(Extracted records)
◆ ◆ ◆ ◆ ◆

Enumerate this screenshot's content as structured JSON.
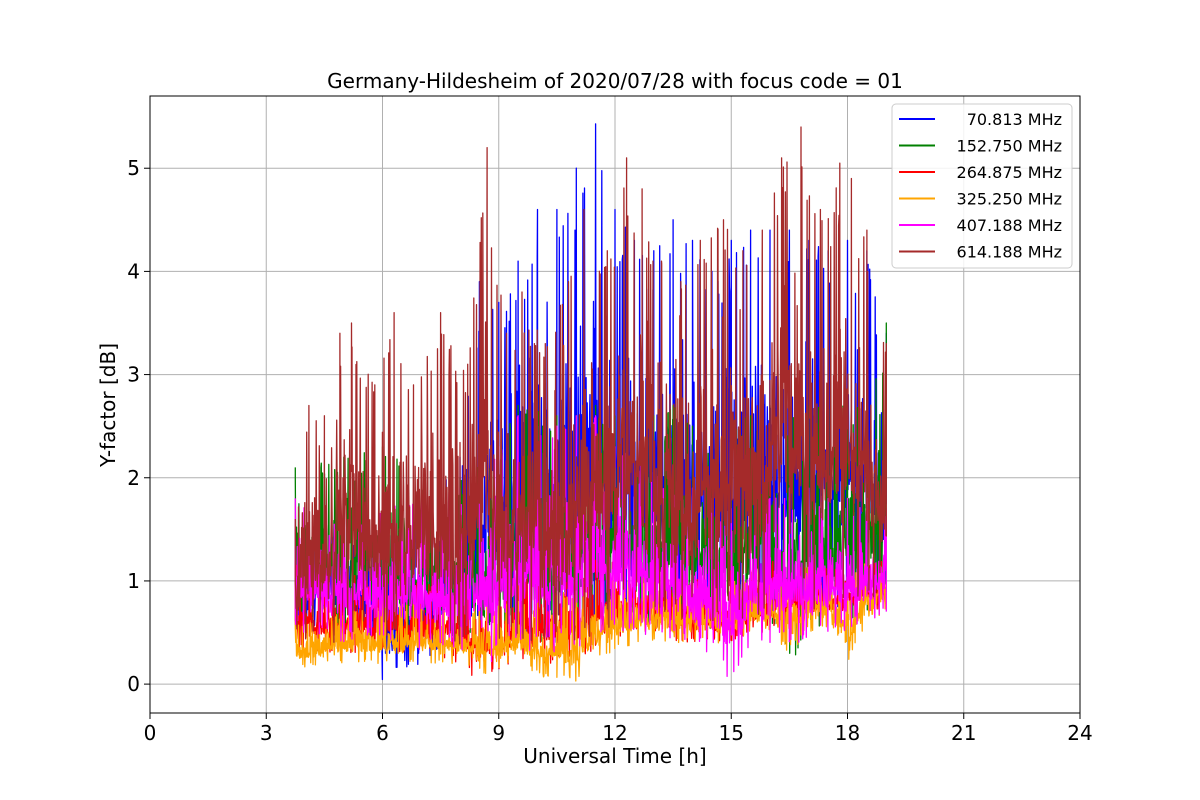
{
  "chart_data": {
    "type": "line",
    "title": "Germany-Hildesheim of 2020/07/28 with focus code = 01",
    "xlabel": "Universal Time [h]",
    "ylabel": "Y-factor [dB]",
    "xlim": [
      0,
      24
    ],
    "ylim": [
      -0.28,
      5.7
    ],
    "xticks": [
      0,
      3,
      6,
      9,
      12,
      15,
      18,
      21,
      24
    ],
    "yticks": [
      0,
      1,
      2,
      3,
      4,
      5
    ],
    "grid": true,
    "legend_position": "top-right",
    "series": [
      {
        "name": "70.813 MHz",
        "color": "#0000ff",
        "x": [
          3.75,
          5,
          6,
          7,
          8,
          8.5,
          9,
          9.5,
          10,
          10.5,
          11,
          11.5,
          12,
          12.5,
          13,
          13.5,
          14,
          14.5,
          15,
          15.5,
          16,
          16.5,
          17,
          17.5,
          18,
          18.5,
          19
        ],
        "min": [
          0.6,
          0.5,
          0.0,
          0.2,
          0.4,
          0.5,
          0.5,
          0.4,
          0.3,
          0.4,
          0.5,
          0.6,
          0.6,
          0.7,
          0.6,
          0.5,
          0.6,
          0.5,
          0.5,
          0.6,
          0.6,
          0.6,
          0.7,
          0.6,
          0.7,
          0.7,
          0.8
        ],
        "max": [
          1.5,
          1.6,
          1.6,
          1.7,
          2.2,
          3.9,
          3.7,
          4.1,
          4.6,
          4.6,
          5.0,
          5.43,
          4.6,
          4.3,
          4.2,
          4.5,
          4.3,
          4.0,
          4.3,
          4.4,
          4.4,
          4.4,
          4.3,
          4.2,
          4.3,
          4.2,
          3.4
        ]
      },
      {
        "name": "152.750 MHz",
        "color": "#008000",
        "x": [
          3.75,
          5,
          6,
          7,
          8,
          8.5,
          9,
          9.5,
          10,
          10.5,
          11,
          11.5,
          12,
          12.5,
          13,
          13.5,
          14,
          14.5,
          15,
          15.5,
          16,
          16.5,
          17,
          17.5,
          18,
          18.5,
          19
        ],
        "min": [
          0.6,
          0.5,
          0.4,
          0.4,
          0.4,
          0.3,
          0.0,
          0.4,
          0.4,
          0.4,
          0.5,
          0.6,
          0.6,
          0.5,
          0.5,
          0.6,
          0.6,
          0.5,
          0.5,
          0.6,
          0.6,
          0.05,
          0.5,
          0.5,
          0.6,
          0.7,
          0.8
        ],
        "max": [
          2.1,
          2.2,
          2.3,
          2.0,
          2.0,
          2.2,
          2.3,
          2.7,
          2.8,
          2.6,
          2.6,
          2.7,
          2.6,
          2.8,
          2.6,
          2.7,
          2.5,
          2.5,
          2.6,
          2.6,
          2.7,
          2.6,
          2.7,
          2.7,
          2.8,
          2.8,
          3.5
        ]
      },
      {
        "name": "264.875 MHz",
        "color": "#ff0000",
        "x": [
          3.75,
          5,
          6,
          7,
          8,
          8.5,
          9,
          9.5,
          10,
          10.5,
          11,
          11.5,
          12,
          12.5,
          13,
          13.5,
          14,
          14.5,
          15,
          15.5,
          16,
          16.5,
          17,
          17.5,
          18,
          18.5,
          19
        ],
        "min": [
          0.3,
          0.3,
          0.3,
          0.3,
          0.2,
          0.0,
          0.1,
          0.2,
          0.2,
          0.2,
          0.2,
          0.3,
          0.4,
          0.5,
          0.5,
          0.4,
          0.4,
          0.4,
          0.4,
          0.5,
          0.5,
          0.6,
          0.6,
          0.6,
          0.6,
          0.7,
          0.7
        ],
        "max": [
          1.2,
          1.1,
          1.0,
          1.0,
          1.0,
          1.0,
          1.0,
          1.1,
          1.1,
          1.1,
          1.1,
          1.2,
          1.3,
          1.3,
          1.2,
          1.2,
          1.1,
          1.1,
          1.1,
          1.1,
          1.2,
          1.2,
          1.2,
          1.2,
          1.2,
          1.2,
          1.2
        ]
      },
      {
        "name": "325.250 MHz",
        "color": "#ffa500",
        "x": [
          3.75,
          5,
          6,
          7,
          8,
          8.5,
          9,
          9.5,
          10,
          10.5,
          11,
          11.5,
          12,
          12.5,
          13,
          13.5,
          14,
          14.5,
          15,
          15.5,
          16,
          16.5,
          17,
          17.5,
          18,
          18.5,
          19
        ],
        "min": [
          0.15,
          0.2,
          0.2,
          0.2,
          0.2,
          0.1,
          0.1,
          0.2,
          0.1,
          0.0,
          0.0,
          0.2,
          0.3,
          0.4,
          0.4,
          0.4,
          0.4,
          0.4,
          0.4,
          0.5,
          0.5,
          0.3,
          0.5,
          0.5,
          0.2,
          0.6,
          0.7
        ],
        "max": [
          0.6,
          0.7,
          0.8,
          0.8,
          0.7,
          0.8,
          0.8,
          0.8,
          0.8,
          0.9,
          0.9,
          1.0,
          1.1,
          1.1,
          1.0,
          1.0,
          1.0,
          1.0,
          1.0,
          1.0,
          1.0,
          1.1,
          1.2,
          1.2,
          1.1,
          1.2,
          1.2
        ]
      },
      {
        "name": "407.188 MHz",
        "color": "#ff00ff",
        "x": [
          3.75,
          5,
          6,
          7,
          8,
          8.5,
          9,
          9.5,
          10,
          10.5,
          11,
          11.5,
          12,
          12.5,
          13,
          13.5,
          14,
          14.5,
          15,
          15.5,
          16,
          16.5,
          17,
          17.5,
          18,
          18.5,
          19
        ],
        "min": [
          0.5,
          0.4,
          0.4,
          0.3,
          0.3,
          0.2,
          0.2,
          0.3,
          0.3,
          0.3,
          0.3,
          0.4,
          0.5,
          0.5,
          0.4,
          0.4,
          0.3,
          0.3,
          0.0,
          0.4,
          0.4,
          0.4,
          0.4,
          0.5,
          0.5,
          0.6,
          0.7
        ],
        "max": [
          1.8,
          1.7,
          1.7,
          1.8,
          1.9,
          2.0,
          2.3,
          2.6,
          2.5,
          2.5,
          2.6,
          2.6,
          2.3,
          2.2,
          2.2,
          2.0,
          1.9,
          1.8,
          1.7,
          1.7,
          1.8,
          1.9,
          1.9,
          1.8,
          1.8,
          1.8,
          1.7
        ]
      },
      {
        "name": "614.188 MHz",
        "color": "#a52a2a",
        "x": [
          3.75,
          4.1,
          4.5,
          4.9,
          5.2,
          5.8,
          6.3,
          6.8,
          7.5,
          8.2,
          8.7,
          9.2,
          9.6,
          10.2,
          10.8,
          11.2,
          11.8,
          12.3,
          12.7,
          13.2,
          13.7,
          14.2,
          14.8,
          15.3,
          15.8,
          16.3,
          16.8,
          17.3,
          17.8,
          18.1,
          18.5,
          19
        ],
        "min": [
          0.5,
          0.4,
          0.4,
          0.4,
          0.4,
          0.5,
          0.4,
          0.4,
          0.3,
          0.4,
          0.3,
          0.3,
          0.4,
          0.4,
          0.3,
          0.4,
          0.5,
          0.6,
          0.6,
          0.6,
          0.5,
          0.6,
          0.6,
          0.5,
          0.6,
          0.7,
          0.7,
          0.7,
          0.7,
          0.8,
          0.8,
          0.9
        ],
        "max": [
          1.6,
          2.7,
          2.6,
          3.4,
          3.5,
          2.9,
          3.6,
          2.9,
          3.6,
          3.1,
          5.2,
          3.4,
          3.8,
          3.3,
          3.9,
          4.6,
          4.2,
          5.1,
          4.8,
          4.1,
          3.9,
          4.3,
          4.5,
          4.2,
          4.4,
          5.1,
          5.4,
          4.6,
          5.05,
          4.9,
          4.4,
          3.3
        ]
      }
    ]
  }
}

◆ ◆ ◆ ◆ ◆

Short problem: Copy every line of the data that holds the string "name".

Written solution:
        "name": "70.813 MHz",
        "name": "152.750 MHz",
        "name": "264.875 MHz",
        "name": "325.250 MHz",
        "name": "407.188 MHz",
        "name": "614.188 MHz",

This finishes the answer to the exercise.